| What the task requires |
Pull out each line of the records holding the string "冬期施工时".

BEGIN Record list

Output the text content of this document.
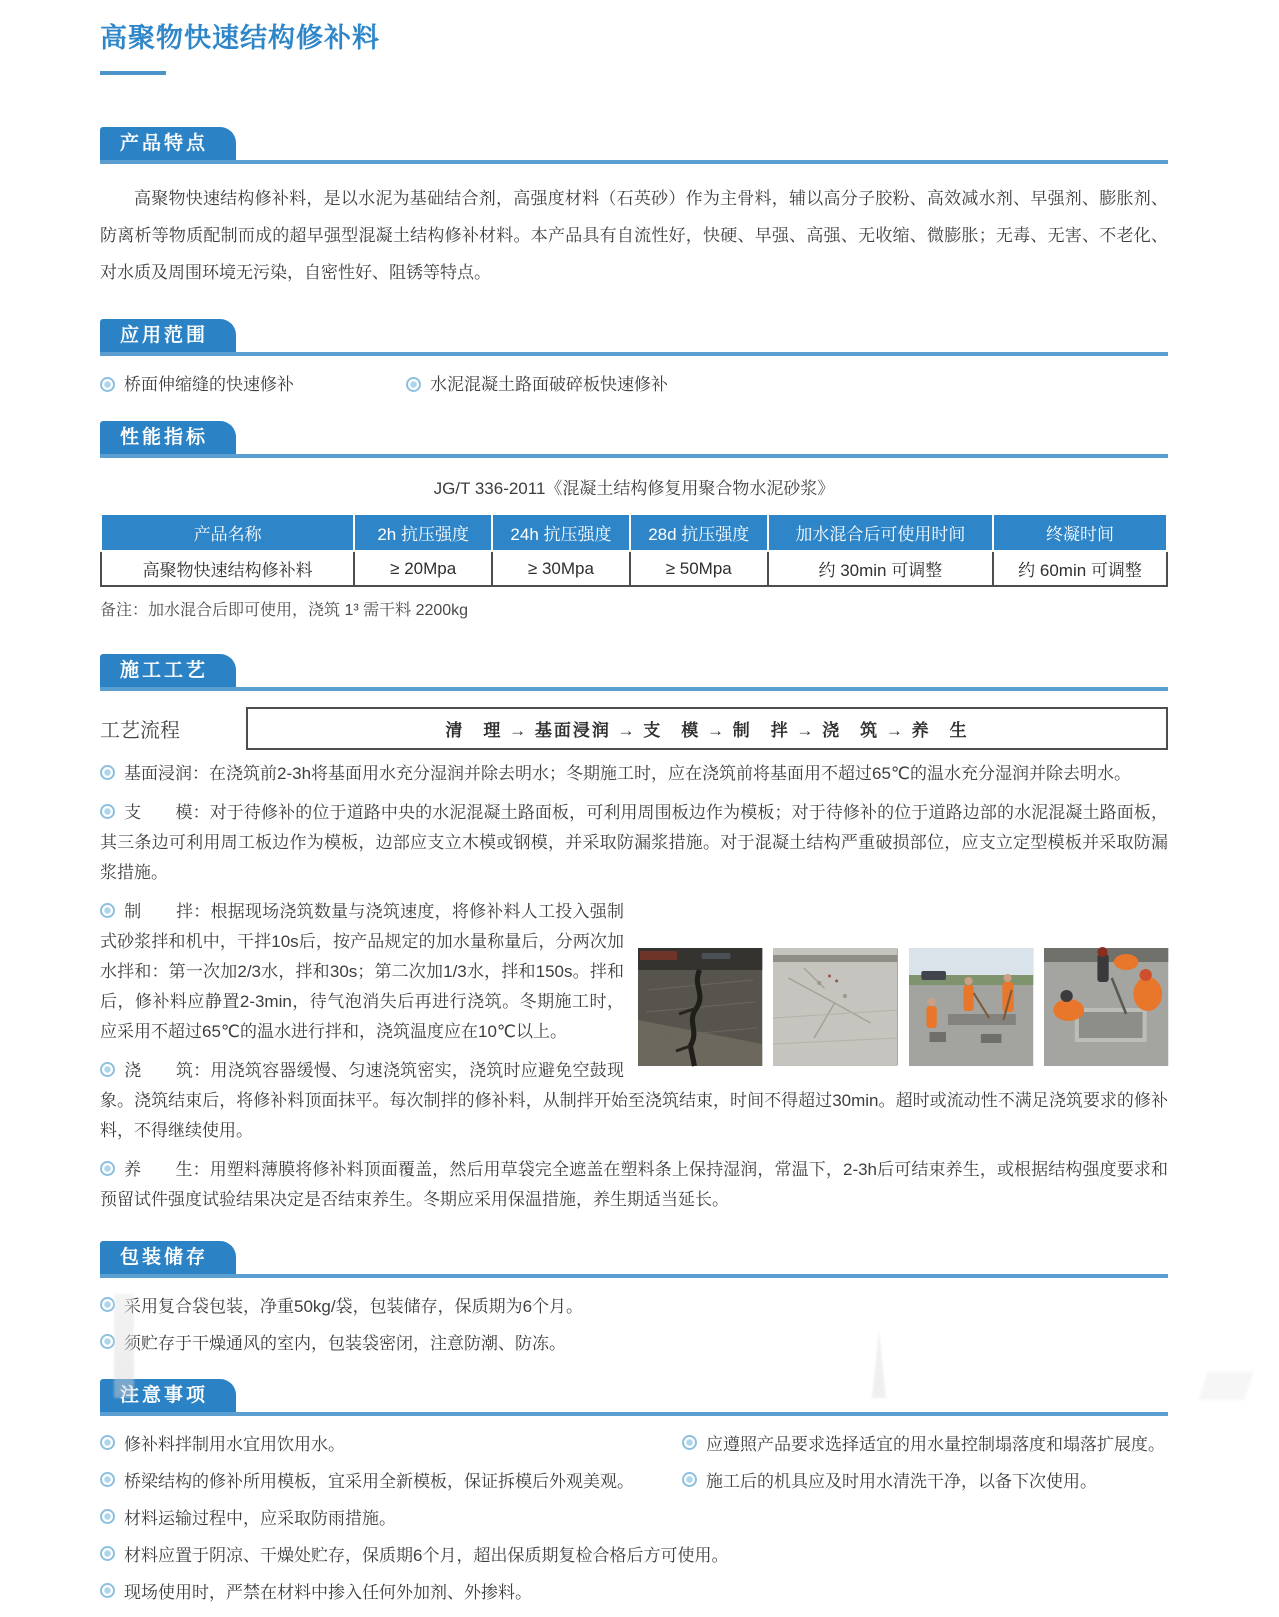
高聚物快速结构修补料
产品特点

高聚物快速结构修补料，是以水泥为基础结合剂，高强度材料（石英砂）作为主骨料，辅以高分子胶粉、高效减水剂、早强剂、膨胀剂、防离析等物质配制而成的超早强型混凝土结构修补材料。本产品具有自流性好，快硬、早强、高强、无收缩、微膨胀；无毒、无害、不老化、对水质及周围环境无污染，自密性好、阻锈等特点。

应用范围
桥面伸缩缝的快速修补	水泥混凝土路面破碎板快速修补
性能指标
JG/T 336-2011《混凝土结构修复用聚合物水泥砂浆》
产品名称	2h 抗压强度	24h 抗压强度	28d 抗压强度	加水混合后可使用时间	终凝时间
高聚物快速结构修补料	≥ 20Mpa	≥ 30Mpa	≥ 50Mpa	约 30min 可调整	约 60min 可调整
备注：加水混合后即可使用，浇筑 1³ 需干料 2200kg
施工工艺
工艺流程	清　理 → 基面浸润 → 支　模 → 制　拌 → 浇　筑 → 养　生

基面浸润：在浇筑前2-3h将基面用水充分湿润并除去明水；冬期施工时，应在浇筑前将基面用不超过65℃的温水充分湿润并除去明水。

支　　模：对于待修补的位于道路中央的水泥混凝土路面板，可利用周围板边作为模板；对于待修补的位于道路边部的水泥混凝土路面板，其三条边可利用周工板边作为模板，边部应支立木模或钢模，并采取防漏浆措施。对于混凝土结构严重破损部位，应支立定型模板并采取防漏浆措施。

制　　拌：根据现场浇筑数量与浇筑速度，将修补料人工投入强制式砂浆拌和机中，干拌10s后，按产品规定的加水量称量后，分两次加水拌和：第一次加2/3水，拌和30s；第二次加1/3水，拌和150s。拌和后，修补料应静置2-3min，待气泡消失后再进行浇筑。冬期施工时，应采用不超过65℃的温水进行拌和，浇筑温度应在10℃以上。

浇　　筑：用浇筑容器缓慢、匀速浇筑密实，浇筑时应避免空鼓现象。浇筑结束后，将修补料顶面抹平。每次制拌的修补料，从制拌开始至浇筑结束，时间不得超过30min。超时或流动性不满足浇筑要求的修补料，不得继续使用。

养　　生：用塑料薄膜将修补料顶面覆盖，然后用草袋完全遮盖在塑料条上保持湿润，常温下，2-3h后可结束养生，或根据结构强度要求和预留试件强度试验结果决定是否结束养生。冬期应采用保温措施，养生期适当延长。

包装储存
采用复合袋包装，净重50kg/袋，包装储存，保质期为6个月。
须贮存于干燥通风的室内，包装袋密闭，注意防潮、防冻。
注意事项
修补料拌制用水宜用饮用水。	应遵照产品要求选择适宜的用水量控制塌落度和塌落扩展度。
桥梁结构的修补所用模板，宜采用全新模板，保证拆模后外观美观。	施工后的机具应及时用水清洗干净，以备下次使用。
材料运输过程中，应采取防雨措施。
材料应置于阴凉、干燥处贮存，保质期6个月，超出保质期复检合格后方可使用。
现场使用时，严禁在材料中掺入任何外加剂、外掺料。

END Record list

| The completed task |
基面浸润：在浇筑前2-3h将基面用水充分湿润并除去明水；冬期施工时，应在浇筑前将基面用不超过65℃的温水充分湿润并除去明水。
制　　拌：根据现场浇筑数量与浇筑速度，将修补料人工投入强制式砂浆拌和机中，干拌10s后，按产品规定的加水量称量后，分两次加水拌和：第一次加2/3水，拌和30s；第二次加1/3水，拌和150s。拌和后，修补料应静置2-3min，待气泡消失后再进行浇筑。冬期施工时，应采用不超过65℃的温水进行拌和，浇筑温度应在10℃以上。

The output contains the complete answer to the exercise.